- **Written instruction**
Using the entries that follow, count the lines containing the word "structured" and give that number by itself.

(Data records)
==================================================
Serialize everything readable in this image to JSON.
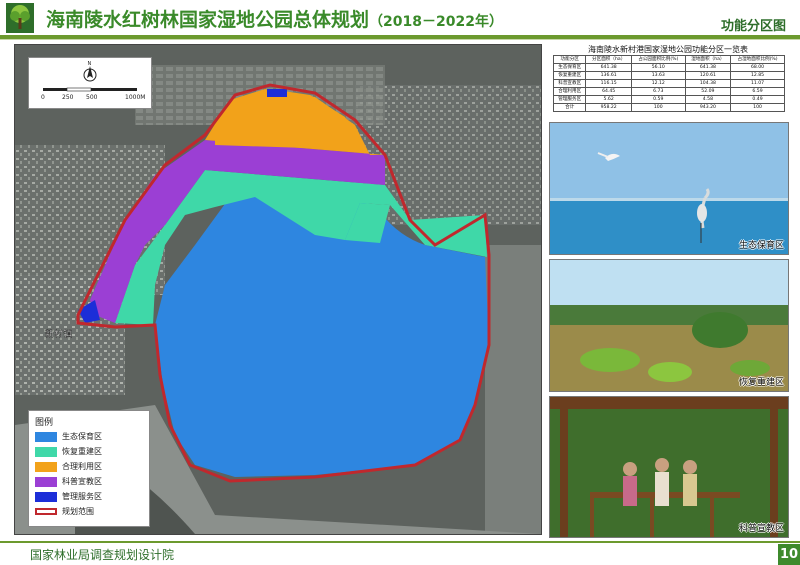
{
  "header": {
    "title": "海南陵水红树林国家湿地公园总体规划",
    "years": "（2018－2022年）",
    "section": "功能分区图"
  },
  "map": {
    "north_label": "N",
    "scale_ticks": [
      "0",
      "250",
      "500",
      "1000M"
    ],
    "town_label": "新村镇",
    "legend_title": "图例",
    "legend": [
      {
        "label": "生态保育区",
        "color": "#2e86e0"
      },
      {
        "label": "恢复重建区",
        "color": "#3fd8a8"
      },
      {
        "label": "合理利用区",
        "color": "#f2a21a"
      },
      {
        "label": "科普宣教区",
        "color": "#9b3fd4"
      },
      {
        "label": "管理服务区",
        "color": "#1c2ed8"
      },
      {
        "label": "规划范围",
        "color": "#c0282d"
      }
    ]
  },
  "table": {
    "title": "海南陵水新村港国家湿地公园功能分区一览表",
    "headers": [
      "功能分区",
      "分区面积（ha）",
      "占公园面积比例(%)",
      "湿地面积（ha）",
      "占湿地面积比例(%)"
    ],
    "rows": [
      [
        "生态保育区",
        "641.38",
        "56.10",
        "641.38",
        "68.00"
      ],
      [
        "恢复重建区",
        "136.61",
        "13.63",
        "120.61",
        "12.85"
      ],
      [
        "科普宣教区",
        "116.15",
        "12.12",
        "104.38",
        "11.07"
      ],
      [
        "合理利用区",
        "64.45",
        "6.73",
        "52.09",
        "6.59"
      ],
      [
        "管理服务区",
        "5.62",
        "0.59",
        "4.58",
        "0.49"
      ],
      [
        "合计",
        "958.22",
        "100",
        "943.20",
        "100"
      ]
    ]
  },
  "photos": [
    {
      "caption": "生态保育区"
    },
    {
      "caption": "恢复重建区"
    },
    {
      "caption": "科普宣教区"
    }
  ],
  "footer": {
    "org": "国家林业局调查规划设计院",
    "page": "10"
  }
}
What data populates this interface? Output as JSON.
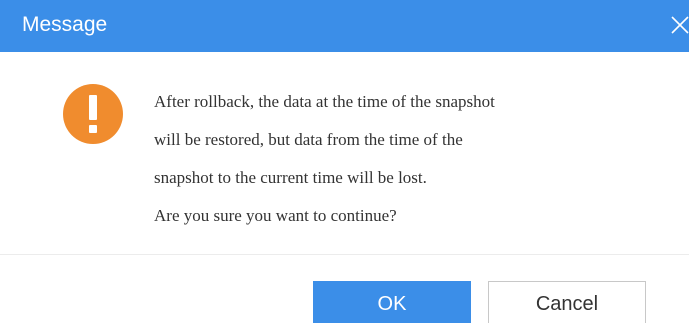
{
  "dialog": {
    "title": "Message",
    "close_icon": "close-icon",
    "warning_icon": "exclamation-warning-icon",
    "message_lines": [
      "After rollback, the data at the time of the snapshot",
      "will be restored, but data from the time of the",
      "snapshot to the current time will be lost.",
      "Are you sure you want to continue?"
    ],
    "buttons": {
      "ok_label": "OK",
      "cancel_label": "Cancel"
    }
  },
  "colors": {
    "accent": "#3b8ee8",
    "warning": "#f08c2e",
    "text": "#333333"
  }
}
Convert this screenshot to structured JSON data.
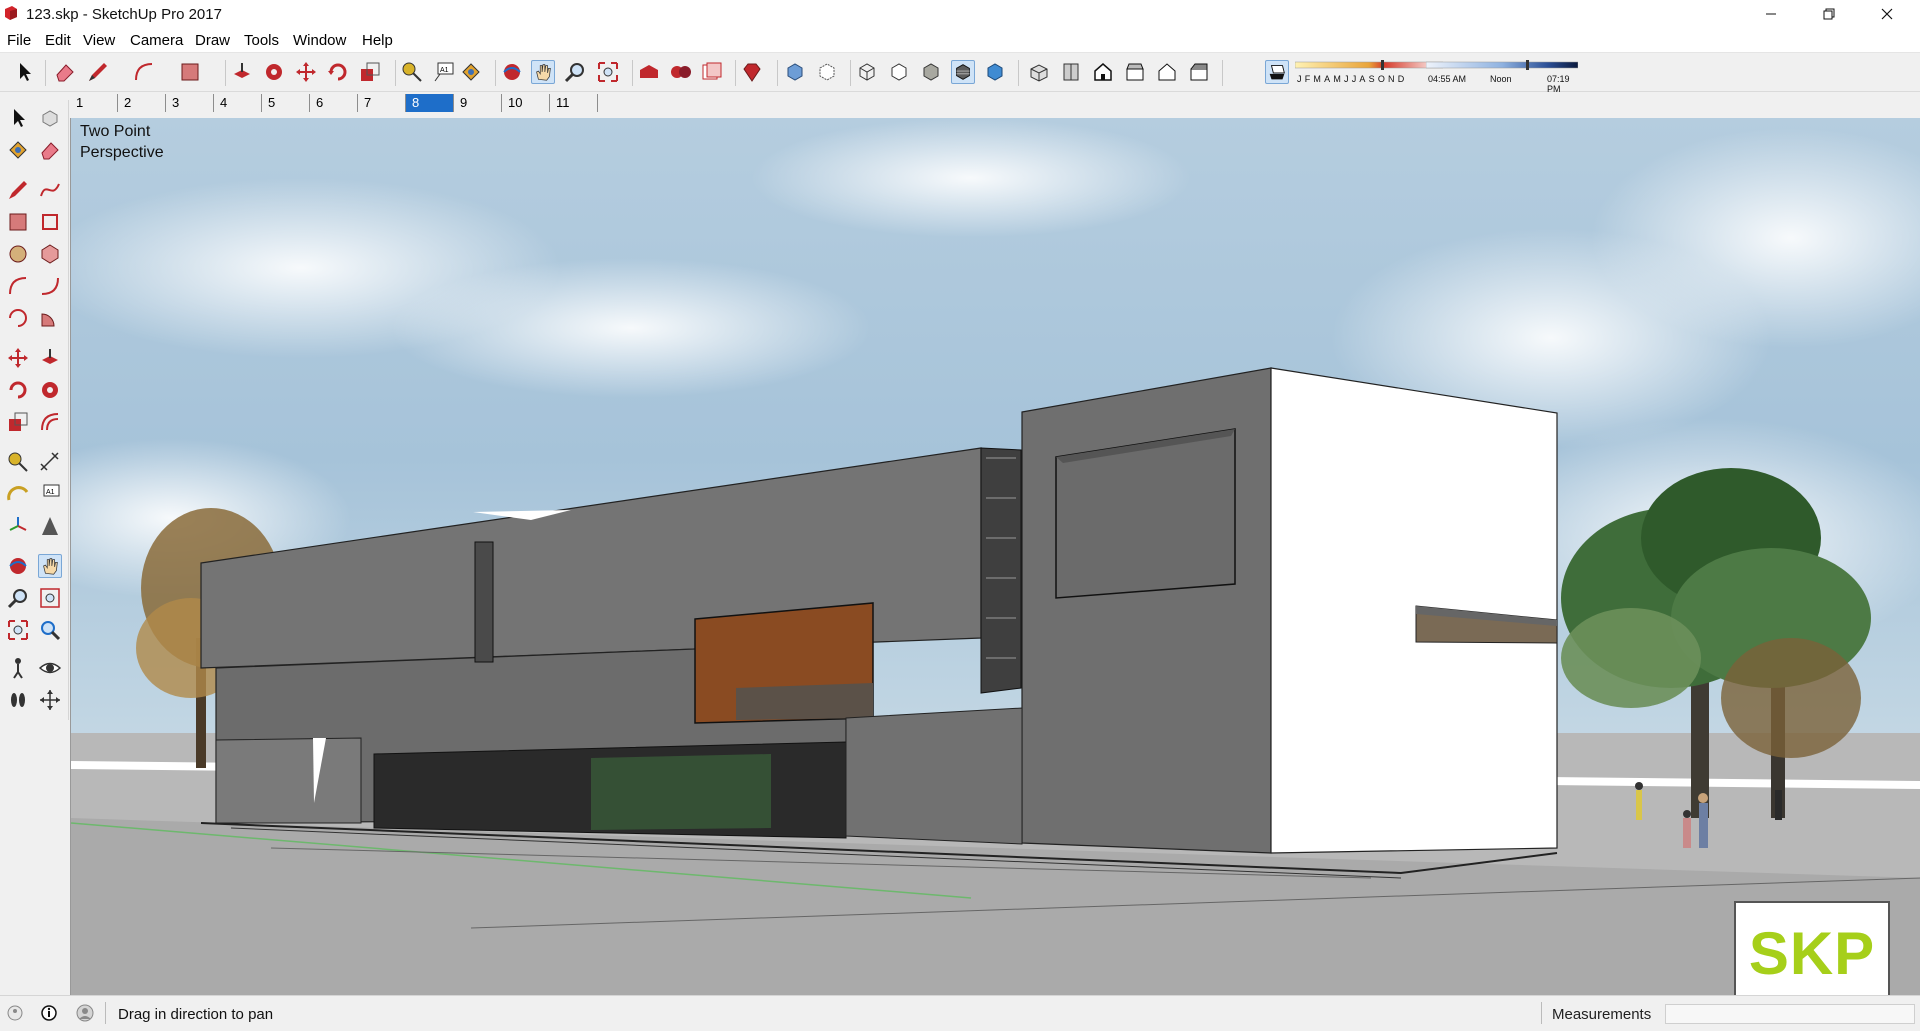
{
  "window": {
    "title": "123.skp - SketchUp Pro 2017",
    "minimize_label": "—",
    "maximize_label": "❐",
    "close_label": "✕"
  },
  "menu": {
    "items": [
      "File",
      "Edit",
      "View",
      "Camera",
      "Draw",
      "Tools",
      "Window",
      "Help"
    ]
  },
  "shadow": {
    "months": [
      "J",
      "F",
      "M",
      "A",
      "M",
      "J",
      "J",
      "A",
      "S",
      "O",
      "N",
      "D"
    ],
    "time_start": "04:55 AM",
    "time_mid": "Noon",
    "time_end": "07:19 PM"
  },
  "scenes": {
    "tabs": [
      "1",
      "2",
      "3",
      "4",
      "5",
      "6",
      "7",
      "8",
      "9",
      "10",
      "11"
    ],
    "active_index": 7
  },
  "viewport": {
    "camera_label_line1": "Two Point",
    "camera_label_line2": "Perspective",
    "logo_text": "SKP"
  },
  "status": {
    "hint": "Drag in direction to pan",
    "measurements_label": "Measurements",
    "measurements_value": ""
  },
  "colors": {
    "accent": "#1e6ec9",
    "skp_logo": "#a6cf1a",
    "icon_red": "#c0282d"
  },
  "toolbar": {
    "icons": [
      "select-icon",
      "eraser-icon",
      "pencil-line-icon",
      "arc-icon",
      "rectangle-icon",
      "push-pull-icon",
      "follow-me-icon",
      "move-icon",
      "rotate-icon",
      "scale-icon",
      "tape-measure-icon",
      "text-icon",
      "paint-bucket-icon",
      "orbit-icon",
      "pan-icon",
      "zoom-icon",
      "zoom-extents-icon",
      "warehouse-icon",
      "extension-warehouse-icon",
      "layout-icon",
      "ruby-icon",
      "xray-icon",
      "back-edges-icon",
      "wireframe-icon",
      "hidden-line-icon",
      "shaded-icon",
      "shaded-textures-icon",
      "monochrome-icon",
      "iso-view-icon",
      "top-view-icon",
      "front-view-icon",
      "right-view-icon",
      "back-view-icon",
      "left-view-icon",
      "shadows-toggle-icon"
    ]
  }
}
==================================================
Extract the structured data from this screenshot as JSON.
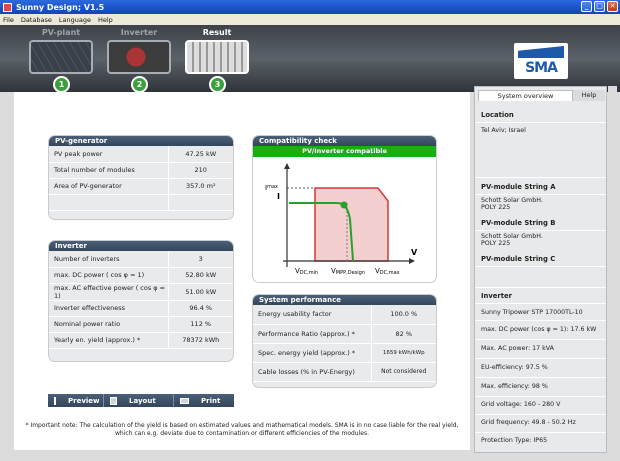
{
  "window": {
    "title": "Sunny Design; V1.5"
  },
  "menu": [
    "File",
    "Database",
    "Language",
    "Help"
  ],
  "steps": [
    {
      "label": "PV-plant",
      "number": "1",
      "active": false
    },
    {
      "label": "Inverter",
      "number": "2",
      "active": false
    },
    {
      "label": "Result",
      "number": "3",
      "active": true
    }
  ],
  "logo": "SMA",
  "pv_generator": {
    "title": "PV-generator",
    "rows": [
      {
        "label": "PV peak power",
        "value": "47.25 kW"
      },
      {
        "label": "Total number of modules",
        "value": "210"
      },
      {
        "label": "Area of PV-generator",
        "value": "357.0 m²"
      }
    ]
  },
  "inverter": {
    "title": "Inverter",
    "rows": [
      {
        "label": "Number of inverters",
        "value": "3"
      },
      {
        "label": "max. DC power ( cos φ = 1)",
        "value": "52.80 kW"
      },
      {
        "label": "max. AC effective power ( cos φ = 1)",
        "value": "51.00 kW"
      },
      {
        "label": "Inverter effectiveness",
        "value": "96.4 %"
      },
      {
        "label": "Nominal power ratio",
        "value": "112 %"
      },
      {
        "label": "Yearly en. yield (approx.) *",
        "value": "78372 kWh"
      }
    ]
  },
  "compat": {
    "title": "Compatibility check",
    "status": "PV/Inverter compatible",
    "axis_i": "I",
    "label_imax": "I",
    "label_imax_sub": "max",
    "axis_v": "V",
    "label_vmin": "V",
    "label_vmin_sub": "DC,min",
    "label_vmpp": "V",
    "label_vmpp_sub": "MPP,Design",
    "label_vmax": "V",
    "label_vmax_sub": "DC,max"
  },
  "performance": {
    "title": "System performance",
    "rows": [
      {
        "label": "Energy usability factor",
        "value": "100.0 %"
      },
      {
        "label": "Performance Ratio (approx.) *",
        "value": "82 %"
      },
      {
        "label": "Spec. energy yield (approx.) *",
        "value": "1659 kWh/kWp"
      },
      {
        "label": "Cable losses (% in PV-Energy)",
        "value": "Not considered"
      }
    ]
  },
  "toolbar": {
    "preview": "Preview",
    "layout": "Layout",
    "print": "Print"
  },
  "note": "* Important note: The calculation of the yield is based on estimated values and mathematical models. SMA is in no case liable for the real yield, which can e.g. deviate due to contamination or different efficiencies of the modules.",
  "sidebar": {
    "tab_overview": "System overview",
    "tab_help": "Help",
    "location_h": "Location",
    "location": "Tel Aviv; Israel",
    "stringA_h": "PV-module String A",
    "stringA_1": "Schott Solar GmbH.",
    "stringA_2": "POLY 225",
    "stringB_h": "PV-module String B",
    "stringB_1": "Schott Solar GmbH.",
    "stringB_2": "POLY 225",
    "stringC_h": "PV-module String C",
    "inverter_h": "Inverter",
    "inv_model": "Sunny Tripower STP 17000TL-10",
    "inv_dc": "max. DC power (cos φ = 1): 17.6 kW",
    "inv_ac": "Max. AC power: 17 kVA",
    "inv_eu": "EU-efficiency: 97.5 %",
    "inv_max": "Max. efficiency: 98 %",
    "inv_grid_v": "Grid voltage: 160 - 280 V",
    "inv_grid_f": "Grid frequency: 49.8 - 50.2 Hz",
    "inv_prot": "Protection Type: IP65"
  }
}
==================================================
- **Answer in full**
2